**PROBLEM STATEMENT:** Give every line from the entries that contains "this".

**WORKING DATA:**
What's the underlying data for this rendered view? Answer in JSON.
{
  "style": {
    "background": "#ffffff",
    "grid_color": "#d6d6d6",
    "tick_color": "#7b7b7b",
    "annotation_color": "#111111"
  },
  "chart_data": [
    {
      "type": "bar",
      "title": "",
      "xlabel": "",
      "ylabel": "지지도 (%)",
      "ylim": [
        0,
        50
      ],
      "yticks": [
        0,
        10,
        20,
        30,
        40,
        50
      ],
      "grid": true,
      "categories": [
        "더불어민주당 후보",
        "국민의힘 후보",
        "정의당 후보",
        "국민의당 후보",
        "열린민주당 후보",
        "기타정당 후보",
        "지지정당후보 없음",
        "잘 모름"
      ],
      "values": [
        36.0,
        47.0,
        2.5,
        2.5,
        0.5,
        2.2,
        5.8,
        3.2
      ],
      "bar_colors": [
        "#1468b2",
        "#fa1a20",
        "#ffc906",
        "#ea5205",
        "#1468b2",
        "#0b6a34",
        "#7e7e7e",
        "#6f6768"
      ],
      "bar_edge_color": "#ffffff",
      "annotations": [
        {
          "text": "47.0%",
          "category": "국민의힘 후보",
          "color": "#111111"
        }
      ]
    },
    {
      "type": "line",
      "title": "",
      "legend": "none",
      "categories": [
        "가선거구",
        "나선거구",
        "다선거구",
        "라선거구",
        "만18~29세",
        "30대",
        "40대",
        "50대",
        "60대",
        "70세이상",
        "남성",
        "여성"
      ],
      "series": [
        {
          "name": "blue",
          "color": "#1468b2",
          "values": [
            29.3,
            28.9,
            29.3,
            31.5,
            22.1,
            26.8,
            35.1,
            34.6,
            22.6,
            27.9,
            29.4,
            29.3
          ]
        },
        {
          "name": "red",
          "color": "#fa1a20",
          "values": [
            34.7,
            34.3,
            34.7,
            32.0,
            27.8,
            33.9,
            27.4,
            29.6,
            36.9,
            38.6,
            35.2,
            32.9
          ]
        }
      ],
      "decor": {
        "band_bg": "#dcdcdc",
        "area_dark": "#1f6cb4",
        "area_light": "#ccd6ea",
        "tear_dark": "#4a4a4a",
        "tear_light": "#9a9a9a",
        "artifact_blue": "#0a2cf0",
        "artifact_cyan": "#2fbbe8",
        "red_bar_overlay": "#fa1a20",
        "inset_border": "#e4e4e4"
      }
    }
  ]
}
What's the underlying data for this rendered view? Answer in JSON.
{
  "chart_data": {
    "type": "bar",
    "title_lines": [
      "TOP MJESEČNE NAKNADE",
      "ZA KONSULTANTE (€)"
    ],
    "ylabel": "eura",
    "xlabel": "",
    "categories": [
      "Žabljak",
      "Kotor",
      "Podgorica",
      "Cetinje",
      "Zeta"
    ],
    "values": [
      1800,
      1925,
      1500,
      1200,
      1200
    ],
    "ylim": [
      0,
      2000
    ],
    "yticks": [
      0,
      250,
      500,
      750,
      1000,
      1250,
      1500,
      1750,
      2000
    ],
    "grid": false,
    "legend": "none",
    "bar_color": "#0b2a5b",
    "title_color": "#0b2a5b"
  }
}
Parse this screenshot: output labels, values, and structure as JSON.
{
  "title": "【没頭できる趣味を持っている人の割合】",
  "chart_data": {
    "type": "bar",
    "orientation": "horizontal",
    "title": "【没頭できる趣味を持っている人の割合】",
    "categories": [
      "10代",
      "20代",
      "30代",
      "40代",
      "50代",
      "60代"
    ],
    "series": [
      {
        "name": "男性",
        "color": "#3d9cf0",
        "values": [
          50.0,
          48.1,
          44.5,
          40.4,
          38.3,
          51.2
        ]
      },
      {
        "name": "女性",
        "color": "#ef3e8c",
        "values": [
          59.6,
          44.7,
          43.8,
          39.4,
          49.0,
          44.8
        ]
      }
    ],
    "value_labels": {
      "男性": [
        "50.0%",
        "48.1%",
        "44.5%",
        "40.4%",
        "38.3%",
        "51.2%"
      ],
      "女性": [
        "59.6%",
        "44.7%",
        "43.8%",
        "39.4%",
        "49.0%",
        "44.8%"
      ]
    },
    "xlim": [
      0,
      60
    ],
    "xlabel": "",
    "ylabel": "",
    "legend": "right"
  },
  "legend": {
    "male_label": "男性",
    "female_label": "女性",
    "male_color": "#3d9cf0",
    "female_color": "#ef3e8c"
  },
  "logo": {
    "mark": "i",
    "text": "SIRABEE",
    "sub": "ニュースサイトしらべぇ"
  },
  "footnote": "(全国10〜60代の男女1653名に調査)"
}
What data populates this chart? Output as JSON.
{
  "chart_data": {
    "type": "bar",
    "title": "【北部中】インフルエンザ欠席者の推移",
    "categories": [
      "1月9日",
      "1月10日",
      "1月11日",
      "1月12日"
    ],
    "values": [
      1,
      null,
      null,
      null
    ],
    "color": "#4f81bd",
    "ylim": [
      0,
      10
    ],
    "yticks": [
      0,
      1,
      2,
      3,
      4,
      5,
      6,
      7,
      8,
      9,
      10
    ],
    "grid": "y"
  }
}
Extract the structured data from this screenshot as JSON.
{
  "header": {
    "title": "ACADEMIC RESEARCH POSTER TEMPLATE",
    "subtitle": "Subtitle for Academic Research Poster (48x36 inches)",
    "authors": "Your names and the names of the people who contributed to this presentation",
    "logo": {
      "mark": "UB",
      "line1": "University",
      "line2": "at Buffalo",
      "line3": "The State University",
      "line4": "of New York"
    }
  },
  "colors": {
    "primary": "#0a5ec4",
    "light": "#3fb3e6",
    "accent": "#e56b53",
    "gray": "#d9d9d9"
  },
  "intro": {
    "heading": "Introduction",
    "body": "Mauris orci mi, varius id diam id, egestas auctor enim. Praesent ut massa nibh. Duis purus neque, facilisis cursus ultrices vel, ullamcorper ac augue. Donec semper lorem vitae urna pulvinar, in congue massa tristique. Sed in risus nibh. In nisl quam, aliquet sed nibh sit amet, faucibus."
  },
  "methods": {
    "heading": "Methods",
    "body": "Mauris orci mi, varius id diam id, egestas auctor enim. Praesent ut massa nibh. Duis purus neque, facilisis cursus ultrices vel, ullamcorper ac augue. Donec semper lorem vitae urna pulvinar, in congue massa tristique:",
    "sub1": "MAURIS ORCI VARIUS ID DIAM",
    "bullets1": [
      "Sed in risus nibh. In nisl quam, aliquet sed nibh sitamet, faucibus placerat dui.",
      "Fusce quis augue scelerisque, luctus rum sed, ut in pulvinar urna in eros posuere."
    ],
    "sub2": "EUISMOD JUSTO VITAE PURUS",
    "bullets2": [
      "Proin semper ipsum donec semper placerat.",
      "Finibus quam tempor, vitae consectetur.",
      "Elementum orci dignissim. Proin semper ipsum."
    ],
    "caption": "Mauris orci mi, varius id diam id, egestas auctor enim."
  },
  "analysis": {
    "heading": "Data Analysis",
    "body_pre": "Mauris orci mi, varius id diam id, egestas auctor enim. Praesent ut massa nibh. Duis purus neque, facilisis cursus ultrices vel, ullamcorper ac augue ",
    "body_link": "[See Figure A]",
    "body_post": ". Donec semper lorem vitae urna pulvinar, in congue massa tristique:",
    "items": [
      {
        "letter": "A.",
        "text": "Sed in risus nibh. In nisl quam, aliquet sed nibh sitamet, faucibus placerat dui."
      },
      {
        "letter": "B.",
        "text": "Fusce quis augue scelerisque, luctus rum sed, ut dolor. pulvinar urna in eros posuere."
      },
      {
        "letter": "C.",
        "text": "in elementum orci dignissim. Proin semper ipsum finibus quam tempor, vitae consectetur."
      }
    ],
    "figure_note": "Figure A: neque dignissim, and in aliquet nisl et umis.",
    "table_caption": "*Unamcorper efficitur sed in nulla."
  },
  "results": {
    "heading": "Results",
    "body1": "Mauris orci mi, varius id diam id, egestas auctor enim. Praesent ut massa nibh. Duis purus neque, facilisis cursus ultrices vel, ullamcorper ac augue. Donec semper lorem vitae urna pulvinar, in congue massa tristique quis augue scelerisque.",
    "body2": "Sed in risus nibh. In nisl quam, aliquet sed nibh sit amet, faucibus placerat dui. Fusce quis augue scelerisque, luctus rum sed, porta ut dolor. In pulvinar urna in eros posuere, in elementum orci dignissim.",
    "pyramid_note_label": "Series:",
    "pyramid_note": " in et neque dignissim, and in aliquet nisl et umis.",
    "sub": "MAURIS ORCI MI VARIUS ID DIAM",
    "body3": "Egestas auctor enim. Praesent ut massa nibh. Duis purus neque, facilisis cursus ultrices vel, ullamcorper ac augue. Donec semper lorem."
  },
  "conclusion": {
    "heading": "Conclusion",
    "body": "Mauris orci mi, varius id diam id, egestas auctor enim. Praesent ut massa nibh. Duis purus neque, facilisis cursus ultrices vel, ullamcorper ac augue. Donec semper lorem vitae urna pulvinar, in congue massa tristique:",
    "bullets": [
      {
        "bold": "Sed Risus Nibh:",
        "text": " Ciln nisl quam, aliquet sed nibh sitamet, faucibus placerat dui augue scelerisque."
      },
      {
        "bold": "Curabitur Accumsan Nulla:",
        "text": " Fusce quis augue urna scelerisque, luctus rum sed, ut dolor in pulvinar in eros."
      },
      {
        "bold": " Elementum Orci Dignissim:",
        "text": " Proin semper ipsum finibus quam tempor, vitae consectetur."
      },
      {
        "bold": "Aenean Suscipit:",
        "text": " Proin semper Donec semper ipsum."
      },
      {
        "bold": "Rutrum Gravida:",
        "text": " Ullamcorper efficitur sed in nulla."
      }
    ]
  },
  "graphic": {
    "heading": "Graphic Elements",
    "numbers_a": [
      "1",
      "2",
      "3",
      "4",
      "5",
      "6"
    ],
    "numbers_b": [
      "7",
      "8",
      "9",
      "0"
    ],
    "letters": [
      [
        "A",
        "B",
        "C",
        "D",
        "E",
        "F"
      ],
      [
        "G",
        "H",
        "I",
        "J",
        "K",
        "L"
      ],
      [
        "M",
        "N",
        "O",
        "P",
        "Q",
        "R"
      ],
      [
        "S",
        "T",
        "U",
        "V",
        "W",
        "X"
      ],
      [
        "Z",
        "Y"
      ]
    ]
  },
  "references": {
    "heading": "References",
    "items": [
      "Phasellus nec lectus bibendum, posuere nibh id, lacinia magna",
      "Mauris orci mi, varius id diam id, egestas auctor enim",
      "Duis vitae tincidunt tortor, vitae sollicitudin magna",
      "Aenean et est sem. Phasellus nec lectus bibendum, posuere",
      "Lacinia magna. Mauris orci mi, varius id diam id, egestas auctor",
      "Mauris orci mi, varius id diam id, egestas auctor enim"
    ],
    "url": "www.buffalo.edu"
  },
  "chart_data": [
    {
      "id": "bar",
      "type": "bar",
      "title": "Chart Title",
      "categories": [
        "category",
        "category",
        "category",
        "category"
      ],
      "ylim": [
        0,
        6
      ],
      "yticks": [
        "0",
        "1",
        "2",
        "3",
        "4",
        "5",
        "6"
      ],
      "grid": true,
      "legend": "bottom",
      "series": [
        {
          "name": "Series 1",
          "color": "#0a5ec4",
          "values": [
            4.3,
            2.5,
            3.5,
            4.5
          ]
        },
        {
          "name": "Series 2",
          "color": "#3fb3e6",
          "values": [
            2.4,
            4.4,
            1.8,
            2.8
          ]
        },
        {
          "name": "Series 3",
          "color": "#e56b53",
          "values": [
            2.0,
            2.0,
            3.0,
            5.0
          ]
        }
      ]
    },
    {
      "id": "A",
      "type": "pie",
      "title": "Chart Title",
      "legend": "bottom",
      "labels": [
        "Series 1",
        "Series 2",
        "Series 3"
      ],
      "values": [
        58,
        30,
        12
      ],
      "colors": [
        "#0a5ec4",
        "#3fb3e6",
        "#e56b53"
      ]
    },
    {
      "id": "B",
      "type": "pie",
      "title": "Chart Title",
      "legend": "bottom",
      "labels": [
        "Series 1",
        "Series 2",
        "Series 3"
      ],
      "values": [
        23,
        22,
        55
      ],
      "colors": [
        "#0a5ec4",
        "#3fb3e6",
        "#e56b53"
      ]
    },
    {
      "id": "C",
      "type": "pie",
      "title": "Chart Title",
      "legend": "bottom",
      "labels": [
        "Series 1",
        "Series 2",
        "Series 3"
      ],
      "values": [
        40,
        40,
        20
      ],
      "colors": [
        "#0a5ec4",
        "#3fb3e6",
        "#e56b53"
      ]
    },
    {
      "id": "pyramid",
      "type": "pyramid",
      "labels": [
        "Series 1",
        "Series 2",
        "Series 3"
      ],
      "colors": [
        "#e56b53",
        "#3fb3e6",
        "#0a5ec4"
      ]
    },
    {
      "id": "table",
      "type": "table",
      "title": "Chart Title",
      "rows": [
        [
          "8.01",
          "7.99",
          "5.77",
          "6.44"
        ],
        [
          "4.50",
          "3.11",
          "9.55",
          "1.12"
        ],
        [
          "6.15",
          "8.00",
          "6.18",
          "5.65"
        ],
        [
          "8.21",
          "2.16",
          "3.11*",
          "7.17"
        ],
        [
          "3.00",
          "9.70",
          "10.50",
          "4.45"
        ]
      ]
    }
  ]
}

**EXERCISE OUTPUT:**
What's the underlying data for this rendered view? Answer in JSON.
What's the underlying data for this rendered view? Answer in JSON.
Parse this screenshot: output labels, values, and structure as JSON.
What data populates this chart? Output as JSON.
Extract the structured data from this screenshot as JSON.
    "authors": "Your names and the names of the people who contributed to this presentation",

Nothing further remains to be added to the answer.